Collected data entries:

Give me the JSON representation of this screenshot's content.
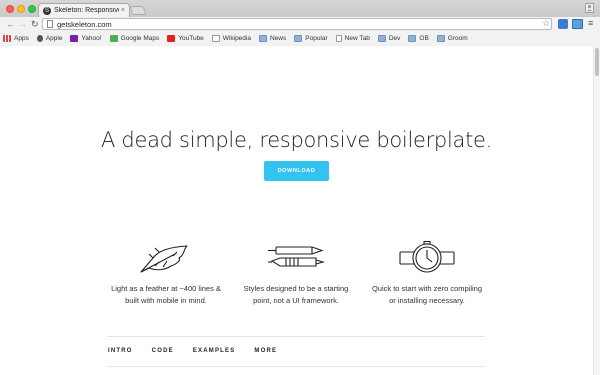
{
  "browser": {
    "tab_title": "Skeleton: Responsive CSS",
    "tab_close": "×",
    "favicon_letter": "S",
    "url": "getskeleton.com",
    "bookmarks": [
      {
        "label": "Apps",
        "icon": "apps-icon"
      },
      {
        "label": "Apple",
        "icon": "apple-icon"
      },
      {
        "label": "Yahoo!",
        "icon": "yahoo-icon"
      },
      {
        "label": "Google Maps",
        "icon": "maps-icon"
      },
      {
        "label": "YouTube",
        "icon": "youtube-icon"
      },
      {
        "label": "Wikipedia",
        "icon": "wikipedia-icon"
      },
      {
        "label": "News",
        "icon": "folder-icon"
      },
      {
        "label": "Popular",
        "icon": "folder-icon"
      },
      {
        "label": "New Tab",
        "icon": "page-icon"
      },
      {
        "label": "Dev",
        "icon": "folder-icon"
      },
      {
        "label": "OB",
        "icon": "folder-icon"
      },
      {
        "label": "Groom",
        "icon": "folder-icon"
      }
    ]
  },
  "page": {
    "headline": "A dead simple, responsive boilerplate.",
    "download_label": "DOWNLOAD",
    "features": [
      {
        "icon": "feather-icon",
        "line1": "Light as a feather at ~400 lines &",
        "line2": "built with mobile in mind."
      },
      {
        "icon": "pen-icon",
        "line1": "Styles designed to be a starting",
        "line2": "point, not a UI framework."
      },
      {
        "icon": "watch-icon",
        "line1": "Quick to start with zero compiling",
        "line2": "or installing necessary."
      }
    ],
    "subnav": [
      "INTRO",
      "CODE",
      "EXAMPLES",
      "MORE"
    ]
  },
  "colors": {
    "accent": "#33c3f0"
  }
}
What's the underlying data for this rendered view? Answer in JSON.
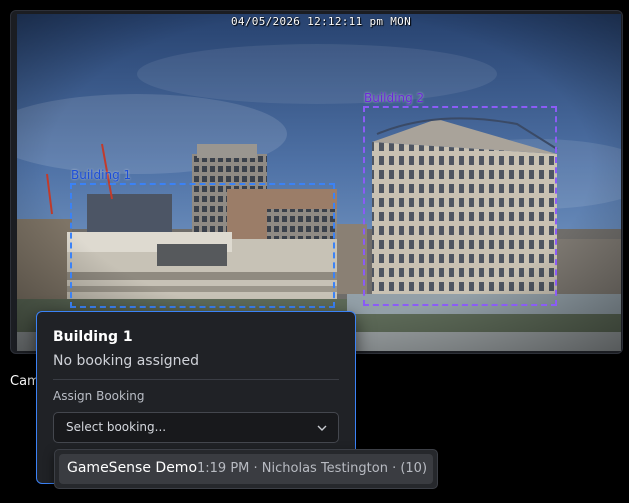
{
  "camera": {
    "timestamp": "04/05/2026 12:12:11 pm MON",
    "caption": "Cam"
  },
  "zones": [
    {
      "label": "Building 1",
      "color": "#3b82f6"
    },
    {
      "label": "Building 2",
      "color": "#8b5cf6"
    }
  ],
  "popover": {
    "title": "Building 1",
    "status": "No booking assigned",
    "assign_label": "Assign Booking",
    "select_placeholder": "Select booking...",
    "select_icon": "chevron-down-icon",
    "accent": "#3b82f6"
  },
  "dropdown": {
    "options": [
      {
        "name": "GameSense Demo",
        "meta": "1:19 PM · Nicholas Testington · (10)"
      }
    ]
  }
}
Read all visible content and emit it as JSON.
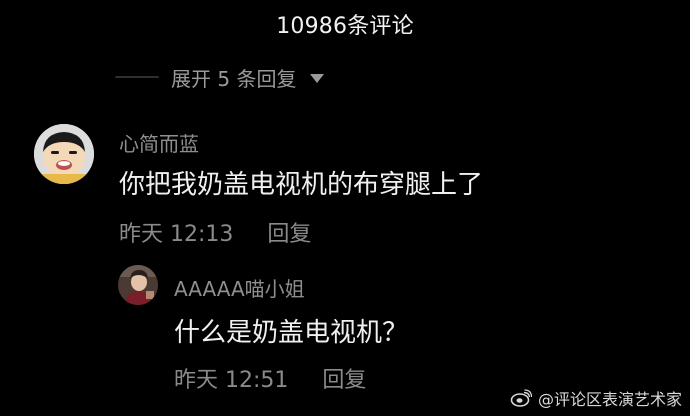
{
  "header": {
    "comment_count_title": "10986条评论"
  },
  "expand_replies": {
    "label": "展开 5 条回复",
    "icon": "caret-down-icon"
  },
  "comment": {
    "username": "心简而蓝",
    "text": "你把我奶盖电视机的布穿腿上了",
    "time": "昨天 12:13",
    "reply_label": "回复",
    "avatar_icon": "cartoon-avatar"
  },
  "reply": {
    "username": "AAAAA喵小姐",
    "text": "什么是奶盖电视机？",
    "time": "昨天 12:51",
    "reply_label": "回复",
    "avatar_icon": "photo-avatar"
  },
  "watermark": {
    "text": "@评论区表演艺术家",
    "icon": "weibo-icon"
  },
  "colors": {
    "background": "#000000",
    "primary_text": "#f0f0f0",
    "secondary_text": "#8e8e8e"
  }
}
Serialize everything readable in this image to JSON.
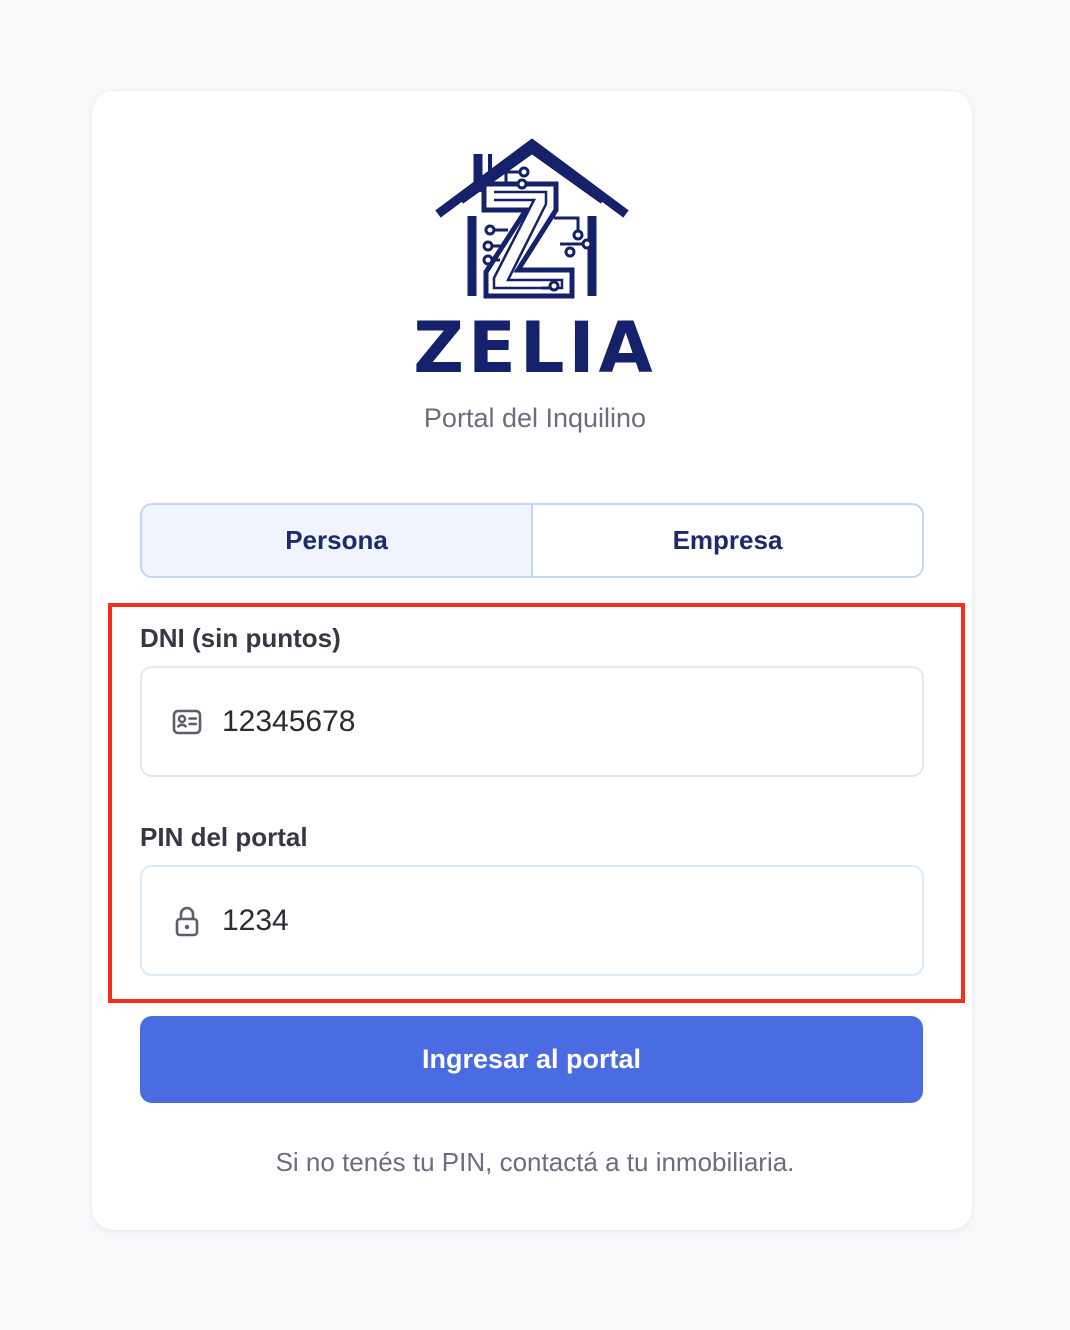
{
  "brand": {
    "name": "ZELIA",
    "subtitle": "Portal del Inquilino",
    "color": "#16216b"
  },
  "login_type": {
    "options": [
      "Persona",
      "Empresa"
    ],
    "selected": "Persona"
  },
  "form": {
    "dni": {
      "label": "DNI (sin puntos)",
      "value": "12345678",
      "icon": "id-card-icon"
    },
    "pin": {
      "label": "PIN del portal",
      "value": "1234",
      "icon": "lock-icon"
    }
  },
  "submit": {
    "label": "Ingresar al portal",
    "color": "#4a6ce2"
  },
  "help_text": "Si no tenés tu PIN, contactá a tu inmobiliaria.",
  "highlight_color": "#f62f1c"
}
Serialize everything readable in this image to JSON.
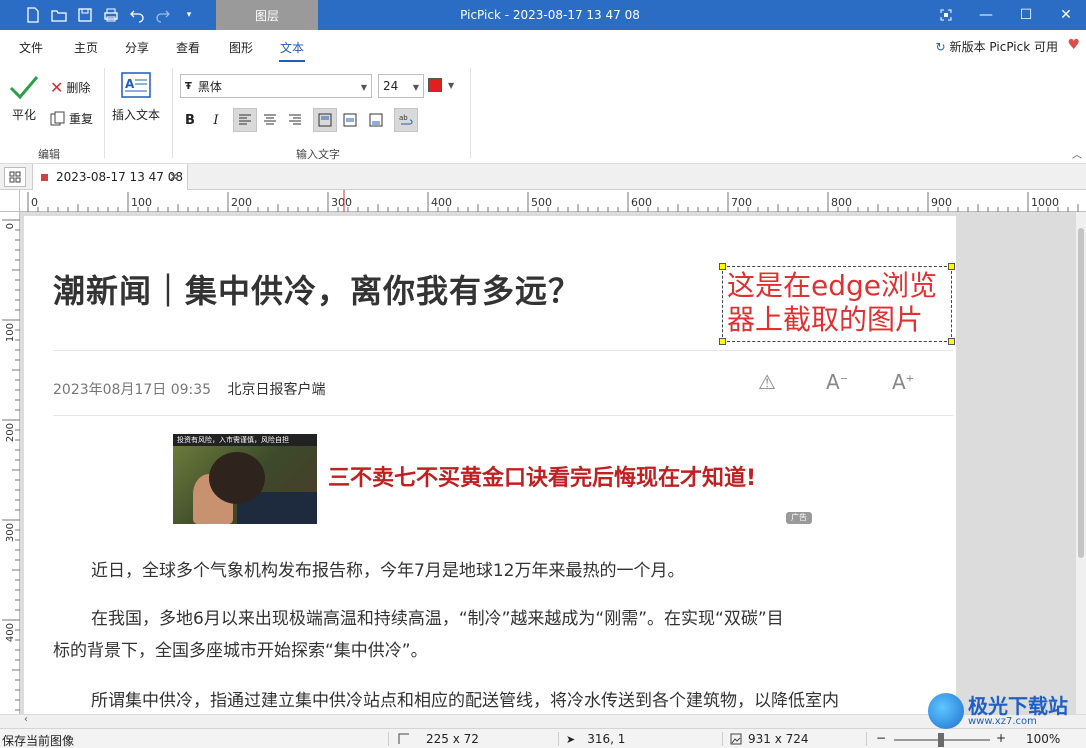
{
  "titlebar": {
    "context_tab": "图层",
    "title": "PicPick - 2023-08-17 13 47 08"
  },
  "menu": {
    "tabs": [
      "文件",
      "主页",
      "分享",
      "查看",
      "图形",
      "文本"
    ],
    "active": "文本",
    "update_notice": "新版本 PicPick 可用"
  },
  "ribbon": {
    "apply_label": "平化",
    "delete_label": "删除",
    "redo_label": "重复",
    "insert_text_label": "插入文本",
    "group_edit": "编辑",
    "group_input": "输入文字",
    "font_name": "黑体",
    "font_size": "24",
    "text_color": "#e02020"
  },
  "doc_tab": {
    "name": "2023-08-17 13 47 08"
  },
  "ruler": {
    "h_ticks": [
      "0",
      "100",
      "200",
      "300",
      "400",
      "500",
      "600",
      "700",
      "800",
      "900",
      "1000"
    ],
    "v_ticks": [
      "0",
      "100",
      "200",
      "300",
      "400"
    ]
  },
  "page": {
    "title": "潮新闻｜集中供冷，离你我有多远？",
    "date": "2023年08月17日 09:35",
    "source": "北京日报客户端",
    "ad_caption": "投资有风险，入市需谨慎，风险自担",
    "ad_text": "三不卖七不买黄金口诀看完后悔现在才知道!",
    "ad_badge": "广告",
    "paragraphs": [
      "近日，全球多个气象机构发布报告称，今年7月是地球12万年来最热的一个月。",
      "在我国，多地6月以来出现极端高温和持续高温，“制冷”越来越成为“刚需”。在实现“双碳”目",
      "标的背景下，全国多座城市开始探索“集中供冷”。",
      "所谓集中供冷，指通过建立集中供冷站点和相应的配送管线，将冷水传送到各个建筑物，以降低室内"
    ],
    "overlay_line1": "这是在edge浏览",
    "overlay_line2": "器上截取的图片"
  },
  "status": {
    "left": "保存当前图像",
    "selection_size": "225 x 72",
    "cursor_pos": "316, 1",
    "image_size": "931 x 724",
    "zoom": "100%"
  },
  "watermark": {
    "title": "极光下载站",
    "url": "www.xz7.com"
  }
}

WHAT TO WORK ON:
Give the count of lines in the listing that hold the word "PicPick", with no other text.

CORRECT OUTPUT:
2